▶ [Stored items from a collection]:
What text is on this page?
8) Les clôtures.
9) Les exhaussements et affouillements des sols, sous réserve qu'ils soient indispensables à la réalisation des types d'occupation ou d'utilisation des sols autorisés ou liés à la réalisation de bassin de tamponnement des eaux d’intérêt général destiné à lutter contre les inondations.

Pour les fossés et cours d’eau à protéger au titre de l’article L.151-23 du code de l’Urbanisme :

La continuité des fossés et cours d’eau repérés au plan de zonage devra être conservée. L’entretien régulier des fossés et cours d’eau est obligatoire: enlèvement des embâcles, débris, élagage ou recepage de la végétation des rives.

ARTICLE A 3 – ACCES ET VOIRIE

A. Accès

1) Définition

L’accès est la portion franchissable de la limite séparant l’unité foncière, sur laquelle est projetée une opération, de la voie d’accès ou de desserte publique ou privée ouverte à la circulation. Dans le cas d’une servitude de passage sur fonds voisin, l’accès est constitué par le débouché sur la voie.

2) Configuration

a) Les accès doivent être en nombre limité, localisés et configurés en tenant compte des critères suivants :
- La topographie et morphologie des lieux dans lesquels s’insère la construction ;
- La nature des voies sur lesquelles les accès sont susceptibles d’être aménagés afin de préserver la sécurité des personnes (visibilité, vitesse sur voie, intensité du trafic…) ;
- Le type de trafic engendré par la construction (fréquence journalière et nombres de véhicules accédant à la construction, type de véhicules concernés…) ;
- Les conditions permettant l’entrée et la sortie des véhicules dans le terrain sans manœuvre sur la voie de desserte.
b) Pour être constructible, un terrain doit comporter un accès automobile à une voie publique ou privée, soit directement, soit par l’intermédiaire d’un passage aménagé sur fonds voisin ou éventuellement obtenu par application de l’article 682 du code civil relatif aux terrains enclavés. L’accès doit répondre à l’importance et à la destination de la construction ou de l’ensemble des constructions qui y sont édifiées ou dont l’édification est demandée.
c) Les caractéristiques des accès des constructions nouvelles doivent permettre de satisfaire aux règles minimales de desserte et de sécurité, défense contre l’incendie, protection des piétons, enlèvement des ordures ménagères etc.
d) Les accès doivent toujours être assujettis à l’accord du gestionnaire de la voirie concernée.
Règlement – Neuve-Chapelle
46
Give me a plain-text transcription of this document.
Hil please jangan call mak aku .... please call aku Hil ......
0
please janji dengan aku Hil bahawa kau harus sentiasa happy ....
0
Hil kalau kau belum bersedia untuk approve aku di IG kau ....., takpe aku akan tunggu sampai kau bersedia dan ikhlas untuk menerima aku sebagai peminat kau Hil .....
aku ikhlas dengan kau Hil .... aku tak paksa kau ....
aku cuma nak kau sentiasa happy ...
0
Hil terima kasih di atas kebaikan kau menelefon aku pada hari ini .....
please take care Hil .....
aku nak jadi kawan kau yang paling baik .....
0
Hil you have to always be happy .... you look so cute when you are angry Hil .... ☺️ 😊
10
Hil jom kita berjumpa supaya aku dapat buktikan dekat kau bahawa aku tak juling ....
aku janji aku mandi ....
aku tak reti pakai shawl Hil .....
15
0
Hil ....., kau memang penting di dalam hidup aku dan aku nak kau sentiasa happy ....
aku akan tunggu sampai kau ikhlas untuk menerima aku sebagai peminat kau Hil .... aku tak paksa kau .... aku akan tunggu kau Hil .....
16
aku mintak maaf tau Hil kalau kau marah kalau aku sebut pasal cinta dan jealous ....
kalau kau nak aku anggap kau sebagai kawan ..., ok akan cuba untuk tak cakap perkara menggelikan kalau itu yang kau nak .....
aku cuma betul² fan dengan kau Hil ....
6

▶ [Given problem]: Each line of the material above needs to be quoted exactly, please.

▶ [Response for this exercise]:
What text is on this page?
8) Les clôtures.
9) Les exhaussements et affouillements des sols, sous réserve qu'ils soient indispensables à la réalisation des types d'occupation ou d'utilisation des sols autorisés ou liés à la réalisation de bassin de tamponnement des eaux d’intérêt général destiné à lutter contre les inondations.

Pour les fossés et cours d’eau à protéger au titre de l’article L.151-23 du code de l’Urbanisme :

La continuité des fossés et cours d’eau repérés au plan de zonage devra être conservée. L’entretien régulier des fossés et cours d’eau est obligatoire: enlèvement des embâcles, débris, élagage ou recepage de la végétation des rives.

ARTICLE A 3 – ACCES ET VOIRIE

A. Accès

1) Définition

L’accès est la portion franchissable de la limite séparant l’unité foncière, sur laquelle est projetée une opération, de la voie d’accès ou de desserte publique ou privée ouverte à la circulation. Dans le cas d’une servitude de passage sur fonds voisin, l’accès est constitué par le débouché sur la voie.

2) Configuration

a) Les accès doivent être en nombre limité, localisés et configurés en tenant compte des critères suivants :
- La topographie et morphologie des lieux dans lesquels s’insère la construction ;
- La nature des voies sur lesquelles les accès sont susceptibles d’être aménagés afin de préserver la sécurité des personnes (visibilité, vitesse sur voie, intensité du trafic…) ;
- Le type de trafic engendré par la construction (fréquence journalière et nombres de véhicules accédant à la construction, type de véhicules concernés…) ;
- Les conditions permettant l’entrée et la sortie des véhicules dans le terrain sans manœuvre sur la voie de desserte.
b) Pour être constructible, un terrain doit comporter un accès automobile à une voie publique ou privée, soit directement, soit par l’intermédiaire d’un passage aménagé sur fonds voisin ou éventuellement obtenu par application de l’article 682 du code civil relatif aux terrains enclavés. L’accès doit répondre à l’importance et à la destination de la construction ou de l’ensemble des constructions qui y sont édifiées ou dont l’édification est demandée.
c) Les caractéristiques des accès des constructions nouvelles doivent permettre de satisfaire aux règles minimales de desserte et de sécurité, défense contre l’incendie, protection des piétons, enlèvement des ordures ménagères etc.
d) Les accès doivent toujours être assujettis à l’accord du gestionnaire de la voirie concernée.
Règlement – Neuve-Chapelle
46
Give me a plain-text transcription of this document.
Hil please jangan call mak aku .... please call aku Hil ......
0
please janji dengan aku Hil bahawa kau harus sentiasa happy ....
0
Hil kalau kau belum bersedia untuk approve aku di IG kau ....., takpe aku akan tunggu sampai kau bersedia dan ikhlas untuk menerima aku sebagai peminat kau Hil .....
aku ikhlas dengan kau Hil .... aku tak paksa kau ....
aku cuma nak kau sentiasa happy ...
0
Hil terima kasih di atas kebaikan kau menelefon aku pada hari ini .....
please take care Hil .....
aku nak jadi kawan kau yang paling baik .....
0
Hil you have to always be happy .... you look so cute when you are angry Hil .... ☺️ 😊
10
Hil jom kita berjumpa supaya aku dapat buktikan dekat kau bahawa aku tak juling ....
aku janji aku mandi ....
aku tak reti pakai shawl Hil .....
15
0
Hil ....., kau memang penting di dalam hidup aku dan aku nak kau sentiasa happy ....
aku akan tunggu sampai kau ikhlas untuk menerima aku sebagai peminat kau Hil .... aku tak paksa kau .... aku akan tunggu kau Hil .....
16
aku mintak maaf tau Hil kalau kau marah kalau aku sebut pasal cinta dan jealous ....
kalau kau nak aku anggap kau sebagai kawan ..., ok akan cuba untuk tak cakap perkara menggelikan kalau itu yang kau nak .....
aku cuma betul² fan dengan kau Hil ....
6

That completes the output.